**Excerto do texto**:
=====

Há uma outra nuance fundamental, que se prende com a resposta ao trauma das vítimas. Randdy Ferreira, psicólogo da Cruz Vermelha Portuguesa, com vasta experiência neste tipo de cenários, além de amplo trabalho de investigação na área da traumatologia, prefere ver o copo meio cheio. Lembra que, num primeiro momento, o choque, o medo, a apatia, as imagens ou pensamentos intrusivos, a hipervigilância, a sensação de insegurança, a falta de apetite, as dificuldades em dormir são reações “normais”, mas que, em muitos casos, as vítimas seguem um curso de recuperação natural. E estes efeitos acabam por dissipar-se ao cabo de um período que oscila entre um e três meses. Segundo estudos internacionais, raramente a percentagem de pessoas que desenvolvem problemas psicológicos graves na sequência deste tipo de desastres “é superior a 30%”. “Portanto, uma forma de olhar para isto é que a maioria das pessoas é resiliente, acaba por superar a situação graças a recursos próprios ou ao suporte social.”

Mas há várias ferramentas que podem fazer a diferença. “Num primeiro momento, os primeiros socorros psicológicos, que procuram ajudar as pessoas a estarem funcionais.” Mais tarde, as competências para a recuperação psicológica, que as pretendem “ajudar a resolver problemas”. “Só depois pensamos em intervenções clínicas.” Que podem passar por terapias de exposição prolongada ou de processamento cognitivo, por exemplo (duas das terapias recomendadas em casa de perturbações de stress pós-traumático). Ou por intervenção do foro psiquiátrico.

=====

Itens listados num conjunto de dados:

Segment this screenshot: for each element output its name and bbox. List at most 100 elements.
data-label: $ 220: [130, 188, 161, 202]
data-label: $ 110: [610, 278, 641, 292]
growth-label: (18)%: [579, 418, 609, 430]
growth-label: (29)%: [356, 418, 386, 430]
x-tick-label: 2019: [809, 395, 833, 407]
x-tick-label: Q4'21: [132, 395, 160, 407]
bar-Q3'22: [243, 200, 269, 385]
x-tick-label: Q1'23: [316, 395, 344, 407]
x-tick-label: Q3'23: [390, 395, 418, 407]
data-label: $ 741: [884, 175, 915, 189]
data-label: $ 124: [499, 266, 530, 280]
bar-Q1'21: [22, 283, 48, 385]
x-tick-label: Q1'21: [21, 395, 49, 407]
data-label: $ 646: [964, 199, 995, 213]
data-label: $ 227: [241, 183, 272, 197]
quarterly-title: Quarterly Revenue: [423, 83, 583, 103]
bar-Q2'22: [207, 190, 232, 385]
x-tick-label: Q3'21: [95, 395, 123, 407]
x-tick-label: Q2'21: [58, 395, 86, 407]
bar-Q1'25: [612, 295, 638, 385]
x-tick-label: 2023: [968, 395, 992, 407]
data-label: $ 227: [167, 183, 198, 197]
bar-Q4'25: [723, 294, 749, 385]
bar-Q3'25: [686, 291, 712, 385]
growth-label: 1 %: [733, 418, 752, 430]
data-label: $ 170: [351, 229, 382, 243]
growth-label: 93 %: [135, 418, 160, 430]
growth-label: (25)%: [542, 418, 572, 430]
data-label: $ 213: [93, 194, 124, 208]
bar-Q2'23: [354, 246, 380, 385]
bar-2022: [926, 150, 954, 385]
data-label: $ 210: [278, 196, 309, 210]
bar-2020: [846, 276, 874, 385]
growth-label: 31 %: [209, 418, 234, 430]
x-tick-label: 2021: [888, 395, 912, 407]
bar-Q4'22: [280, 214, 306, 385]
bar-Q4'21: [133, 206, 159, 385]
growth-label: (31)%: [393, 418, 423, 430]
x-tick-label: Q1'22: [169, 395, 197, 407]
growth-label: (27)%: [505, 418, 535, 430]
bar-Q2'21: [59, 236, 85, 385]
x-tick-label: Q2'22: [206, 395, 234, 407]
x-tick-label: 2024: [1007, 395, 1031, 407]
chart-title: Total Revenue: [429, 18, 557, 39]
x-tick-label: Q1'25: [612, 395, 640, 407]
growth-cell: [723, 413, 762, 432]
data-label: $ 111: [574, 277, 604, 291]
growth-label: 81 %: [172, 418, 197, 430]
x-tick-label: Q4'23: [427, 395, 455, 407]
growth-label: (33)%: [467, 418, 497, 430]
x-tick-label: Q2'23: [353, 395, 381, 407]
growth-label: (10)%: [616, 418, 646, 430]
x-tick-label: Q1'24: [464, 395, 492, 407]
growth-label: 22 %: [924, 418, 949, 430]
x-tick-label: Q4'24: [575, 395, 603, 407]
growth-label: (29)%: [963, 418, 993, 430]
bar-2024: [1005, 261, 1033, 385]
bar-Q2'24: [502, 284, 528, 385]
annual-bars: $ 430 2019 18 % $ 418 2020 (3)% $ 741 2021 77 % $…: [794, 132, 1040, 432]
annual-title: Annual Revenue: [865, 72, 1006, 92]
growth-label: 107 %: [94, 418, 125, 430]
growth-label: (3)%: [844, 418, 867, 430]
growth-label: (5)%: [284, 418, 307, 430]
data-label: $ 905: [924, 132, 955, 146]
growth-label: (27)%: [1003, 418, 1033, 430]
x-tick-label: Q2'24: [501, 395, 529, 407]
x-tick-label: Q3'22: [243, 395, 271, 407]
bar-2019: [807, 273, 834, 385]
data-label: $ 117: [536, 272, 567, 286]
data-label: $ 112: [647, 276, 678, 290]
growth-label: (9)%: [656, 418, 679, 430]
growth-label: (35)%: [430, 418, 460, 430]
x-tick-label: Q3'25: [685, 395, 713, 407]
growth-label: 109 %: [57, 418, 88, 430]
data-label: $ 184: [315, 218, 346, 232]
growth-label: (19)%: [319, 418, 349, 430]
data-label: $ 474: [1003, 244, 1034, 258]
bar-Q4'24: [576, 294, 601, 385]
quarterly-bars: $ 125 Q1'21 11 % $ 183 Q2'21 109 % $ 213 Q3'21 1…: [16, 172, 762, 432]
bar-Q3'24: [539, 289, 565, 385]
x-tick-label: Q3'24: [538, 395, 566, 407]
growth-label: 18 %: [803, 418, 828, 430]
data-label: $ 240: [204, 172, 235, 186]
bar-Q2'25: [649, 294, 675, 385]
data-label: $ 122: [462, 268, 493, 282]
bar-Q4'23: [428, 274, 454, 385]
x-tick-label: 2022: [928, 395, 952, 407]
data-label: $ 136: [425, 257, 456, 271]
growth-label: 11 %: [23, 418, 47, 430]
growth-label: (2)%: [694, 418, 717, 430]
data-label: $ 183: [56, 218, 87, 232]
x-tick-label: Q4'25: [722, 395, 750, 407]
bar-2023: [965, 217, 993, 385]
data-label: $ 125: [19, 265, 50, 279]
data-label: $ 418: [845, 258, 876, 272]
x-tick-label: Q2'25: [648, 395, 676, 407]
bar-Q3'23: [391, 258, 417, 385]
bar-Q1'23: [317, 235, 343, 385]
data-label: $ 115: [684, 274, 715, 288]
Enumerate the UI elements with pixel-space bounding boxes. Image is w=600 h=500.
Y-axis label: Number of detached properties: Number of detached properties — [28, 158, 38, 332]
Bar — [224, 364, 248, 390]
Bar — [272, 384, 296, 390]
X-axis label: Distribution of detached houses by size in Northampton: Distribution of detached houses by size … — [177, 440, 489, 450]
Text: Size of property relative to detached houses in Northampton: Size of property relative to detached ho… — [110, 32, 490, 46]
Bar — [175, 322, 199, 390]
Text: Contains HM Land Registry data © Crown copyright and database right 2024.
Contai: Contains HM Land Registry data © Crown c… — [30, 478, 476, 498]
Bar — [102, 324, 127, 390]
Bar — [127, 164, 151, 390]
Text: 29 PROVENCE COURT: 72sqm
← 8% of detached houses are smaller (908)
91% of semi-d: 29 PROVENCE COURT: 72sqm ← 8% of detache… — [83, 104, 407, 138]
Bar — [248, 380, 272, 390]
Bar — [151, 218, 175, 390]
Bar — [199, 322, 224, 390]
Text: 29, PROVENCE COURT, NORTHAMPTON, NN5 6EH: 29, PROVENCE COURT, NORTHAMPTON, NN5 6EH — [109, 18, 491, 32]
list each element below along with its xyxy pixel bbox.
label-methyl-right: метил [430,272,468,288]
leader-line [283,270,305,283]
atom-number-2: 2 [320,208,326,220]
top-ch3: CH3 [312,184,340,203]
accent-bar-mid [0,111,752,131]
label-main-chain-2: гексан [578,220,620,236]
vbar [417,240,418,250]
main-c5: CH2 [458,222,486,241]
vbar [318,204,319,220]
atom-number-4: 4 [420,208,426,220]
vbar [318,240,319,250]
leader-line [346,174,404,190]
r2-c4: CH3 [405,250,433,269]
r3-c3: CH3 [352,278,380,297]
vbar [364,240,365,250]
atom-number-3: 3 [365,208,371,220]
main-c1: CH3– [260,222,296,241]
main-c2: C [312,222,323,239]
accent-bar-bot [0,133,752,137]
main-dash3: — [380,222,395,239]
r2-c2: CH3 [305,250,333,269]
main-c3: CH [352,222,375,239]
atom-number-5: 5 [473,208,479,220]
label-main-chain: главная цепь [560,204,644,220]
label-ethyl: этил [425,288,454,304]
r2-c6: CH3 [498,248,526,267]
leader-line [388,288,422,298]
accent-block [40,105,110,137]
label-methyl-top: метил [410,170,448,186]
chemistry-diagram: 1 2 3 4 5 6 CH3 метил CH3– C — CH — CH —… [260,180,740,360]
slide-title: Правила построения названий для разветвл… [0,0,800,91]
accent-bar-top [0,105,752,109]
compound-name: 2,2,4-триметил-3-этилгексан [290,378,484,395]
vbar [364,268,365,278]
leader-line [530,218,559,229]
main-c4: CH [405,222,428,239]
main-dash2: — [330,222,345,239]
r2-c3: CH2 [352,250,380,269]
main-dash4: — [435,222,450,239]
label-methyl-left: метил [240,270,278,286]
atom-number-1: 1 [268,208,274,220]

=====

**Tarefas a realizar**:
- A) Responda, com base no texto sobre o trauma das vítimas, às perguntas abaixo:
(i) Em que organização trabalha Randdy Ferreira como psicólogo?
(ii) Ao fim de que período se dissipam, em muitos casos, os efeitos iniciais nas vítimas?
(iii) Qual é a ferramenta indicada para o primeiro momento?
- B) Prossiga o texto sobre o trauma das vítimas a partir da última frase apresentada.

**As suas respostas**:
- A)
(i) Na Cruz Vermelha Portuguesa.
(ii) Entre um e três meses.
(iii) Os primeiros socorros psicológicos.

- B)
Ana Carina Valente, psicóloga e docente do ISPA – Instituto Universitário, especialista na abordagem ao trauma em situações de crise, também sublinha a importância dos primeiros socorros psicológicos. “Quanto mais próximos do evento traumático, melhores resultados conseguimos ter.” A especialista destaca ainda a importância das “estratégias de autoeficácia”. “Ajudar estas pessoas a terem recursos para reconstruírem as suas vidas, capacitá-las para o desenvolvimento de estratégias a curto e médio prazo que lhes permitam lidar com este embate emocional, para que consigam ter esperança de que, apesar da dor, vai ser possível reconstruírem-se.”

Deixa ainda um alerta. “Normalmente, durante a fase aguda, há muita ajuda humanitária, mas depois isso muda. Por isso, é fundamental também capacitar as pessoas da comunidade para que possam ajudar quem está à volta a recuperar, nomeadamente incentivando a partilha da dor e a criação de grupos de apoio.” Randdy chama ainda a tenção para outro ponto nevrálgico: “Cada vez mais se tem sentido a necessidade de a ajuda humanitária ser profissional. Porque estamos a falar de condições extremas. Faz sentido as pessoas terem treino e formação. Porque senão corremos o risco de ter de ir ao terreno apoiar quem foi para lá apoiar.”